- **問題の詳細**
健康保険制度の文章のうち、「健康保険制度の不公平な分裂」を含む語句で始まり「高齢者医療制度に加入します。」で終わる部分を、「協会けんぽ」を「全国健康保険協会」に置き換えて書き直しなさい。

- **ページ抜粋**
════════════════════

健康保険制度の不公平な分裂

 

 健康保険の種類は様々あり、主に、被用者保険(公務員や会社員などの雇用者)、国民健康保険(医師、歯科医師、薬剤師、自営業者、農家、無職その他のすべての国民)、および、後期高齢者医療制度があります。

 さらに、被用者保険は、公務員などが共済組合を作り、大企業の労働者が独自に健保組合を作り、これらに入れない中小企業の労働者が協会けんぽを作っています。

 国民健康保険は、医師、歯科医師、薬剤師などが各々国保組合を作り、これに入れない者が国民健保に入ります。75歳以上になると後期高齢者医療制度に加入します。

 ただし、65歳以上74歳未満で一定の障がいがある場合には、本人の申請により後期高齢者医療制度に加入することができます。

 国民はいずれかの健康保険に強制的に入らせられ、強制的に保険料を徴収されます。

 したがって、これは税金としての性格も持っており、もし、払わなければ、資産の差し押さえを受けます。自治体によっては健康保険税と言っているところもあります。

════════════════════

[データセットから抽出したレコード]
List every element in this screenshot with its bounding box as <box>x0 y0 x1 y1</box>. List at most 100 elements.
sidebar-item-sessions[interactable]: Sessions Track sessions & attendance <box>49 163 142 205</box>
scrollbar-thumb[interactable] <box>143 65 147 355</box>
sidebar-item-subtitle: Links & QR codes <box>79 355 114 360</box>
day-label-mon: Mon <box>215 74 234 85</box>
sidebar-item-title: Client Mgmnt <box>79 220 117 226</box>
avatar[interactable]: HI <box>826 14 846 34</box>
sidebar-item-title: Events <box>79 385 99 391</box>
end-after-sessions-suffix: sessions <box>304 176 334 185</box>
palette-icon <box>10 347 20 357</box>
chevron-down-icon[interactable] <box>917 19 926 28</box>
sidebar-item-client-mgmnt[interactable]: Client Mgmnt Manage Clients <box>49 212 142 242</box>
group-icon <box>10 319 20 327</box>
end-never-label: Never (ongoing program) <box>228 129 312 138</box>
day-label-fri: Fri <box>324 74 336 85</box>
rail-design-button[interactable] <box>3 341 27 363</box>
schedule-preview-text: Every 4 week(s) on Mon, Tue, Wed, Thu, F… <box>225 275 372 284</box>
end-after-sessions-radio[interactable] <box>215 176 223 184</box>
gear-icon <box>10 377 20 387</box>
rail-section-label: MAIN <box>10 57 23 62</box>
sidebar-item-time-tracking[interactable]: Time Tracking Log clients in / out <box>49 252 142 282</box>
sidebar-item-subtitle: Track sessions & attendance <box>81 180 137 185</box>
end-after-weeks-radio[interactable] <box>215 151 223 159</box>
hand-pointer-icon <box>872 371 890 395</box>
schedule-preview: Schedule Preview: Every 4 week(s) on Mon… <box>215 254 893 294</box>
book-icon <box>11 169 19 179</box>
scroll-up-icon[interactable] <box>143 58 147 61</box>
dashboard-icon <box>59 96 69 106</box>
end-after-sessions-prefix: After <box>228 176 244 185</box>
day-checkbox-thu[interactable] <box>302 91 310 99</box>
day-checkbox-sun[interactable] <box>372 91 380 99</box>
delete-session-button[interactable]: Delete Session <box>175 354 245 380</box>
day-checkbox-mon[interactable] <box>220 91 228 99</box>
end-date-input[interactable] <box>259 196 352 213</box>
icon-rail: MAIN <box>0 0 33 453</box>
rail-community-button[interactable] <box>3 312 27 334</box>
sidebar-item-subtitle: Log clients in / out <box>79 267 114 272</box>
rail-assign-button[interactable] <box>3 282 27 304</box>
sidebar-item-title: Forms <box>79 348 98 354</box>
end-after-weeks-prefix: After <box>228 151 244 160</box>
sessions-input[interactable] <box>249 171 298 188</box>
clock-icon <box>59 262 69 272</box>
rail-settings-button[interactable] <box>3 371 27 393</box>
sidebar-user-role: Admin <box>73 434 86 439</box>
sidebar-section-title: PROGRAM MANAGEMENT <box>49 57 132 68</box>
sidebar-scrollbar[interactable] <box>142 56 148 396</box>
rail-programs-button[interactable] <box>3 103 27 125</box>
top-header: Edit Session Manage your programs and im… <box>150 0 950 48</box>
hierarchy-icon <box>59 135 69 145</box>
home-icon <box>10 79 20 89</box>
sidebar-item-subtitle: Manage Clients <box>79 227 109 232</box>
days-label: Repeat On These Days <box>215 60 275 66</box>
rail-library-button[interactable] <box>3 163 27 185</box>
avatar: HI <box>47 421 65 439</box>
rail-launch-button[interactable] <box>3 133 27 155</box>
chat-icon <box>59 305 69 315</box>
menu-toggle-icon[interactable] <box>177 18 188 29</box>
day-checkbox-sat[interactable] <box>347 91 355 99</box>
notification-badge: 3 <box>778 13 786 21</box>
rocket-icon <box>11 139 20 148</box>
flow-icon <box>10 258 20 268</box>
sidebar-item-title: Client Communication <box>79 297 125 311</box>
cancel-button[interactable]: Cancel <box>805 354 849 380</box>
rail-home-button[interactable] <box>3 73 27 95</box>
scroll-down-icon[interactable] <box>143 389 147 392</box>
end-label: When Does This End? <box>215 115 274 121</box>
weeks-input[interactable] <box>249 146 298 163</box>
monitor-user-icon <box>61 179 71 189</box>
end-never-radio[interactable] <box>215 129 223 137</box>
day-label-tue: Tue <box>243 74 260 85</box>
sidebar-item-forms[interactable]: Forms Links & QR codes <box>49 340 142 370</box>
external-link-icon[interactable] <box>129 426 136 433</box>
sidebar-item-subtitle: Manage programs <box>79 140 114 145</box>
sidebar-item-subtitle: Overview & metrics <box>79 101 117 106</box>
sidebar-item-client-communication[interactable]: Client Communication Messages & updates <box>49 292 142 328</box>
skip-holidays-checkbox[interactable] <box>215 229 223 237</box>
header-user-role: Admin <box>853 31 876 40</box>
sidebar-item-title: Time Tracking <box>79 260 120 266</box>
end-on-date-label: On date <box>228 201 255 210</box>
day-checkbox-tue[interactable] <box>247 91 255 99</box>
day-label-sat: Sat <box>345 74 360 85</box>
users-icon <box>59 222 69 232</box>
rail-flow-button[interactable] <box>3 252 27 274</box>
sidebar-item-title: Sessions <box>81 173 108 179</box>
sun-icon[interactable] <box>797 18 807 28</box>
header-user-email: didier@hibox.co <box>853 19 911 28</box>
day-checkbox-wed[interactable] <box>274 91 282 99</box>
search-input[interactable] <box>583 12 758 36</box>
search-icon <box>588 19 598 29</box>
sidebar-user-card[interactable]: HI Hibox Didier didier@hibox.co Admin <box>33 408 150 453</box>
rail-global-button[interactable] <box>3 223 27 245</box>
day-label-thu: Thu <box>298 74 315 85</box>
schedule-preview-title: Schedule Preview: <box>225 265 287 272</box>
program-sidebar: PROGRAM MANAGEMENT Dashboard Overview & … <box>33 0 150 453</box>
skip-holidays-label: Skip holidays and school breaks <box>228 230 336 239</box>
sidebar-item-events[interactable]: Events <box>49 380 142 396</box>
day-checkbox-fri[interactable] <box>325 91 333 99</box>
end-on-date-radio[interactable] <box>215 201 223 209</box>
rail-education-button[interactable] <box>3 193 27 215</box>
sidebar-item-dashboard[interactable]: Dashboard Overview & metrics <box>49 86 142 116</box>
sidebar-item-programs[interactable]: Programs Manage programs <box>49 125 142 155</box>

════════════════════

- **解答**
健康保険制度の不公平な分裂

 

 健康保険の種類は様々あり、主に、被用者保険(公務員や会社員などの雇用者)、国民健康保険(医師、歯科医師、薬剤師、自営業者、農家、無職その他のすべての国民)、および、後期高齢者医療制度があります。

 さらに、被用者保険は、公務員などが共済組合を作り、大企業の労働者が独自に健保組合を作り、これらに入れない中小企業の労働者が全国健康保険協会を作っています。

 国民健康保険は、医師、歯科医師、薬剤師などが各々国保組合を作り、これに入れない者が国民健保に入ります。75歳以上になると後期高齢者医療制度に加入します。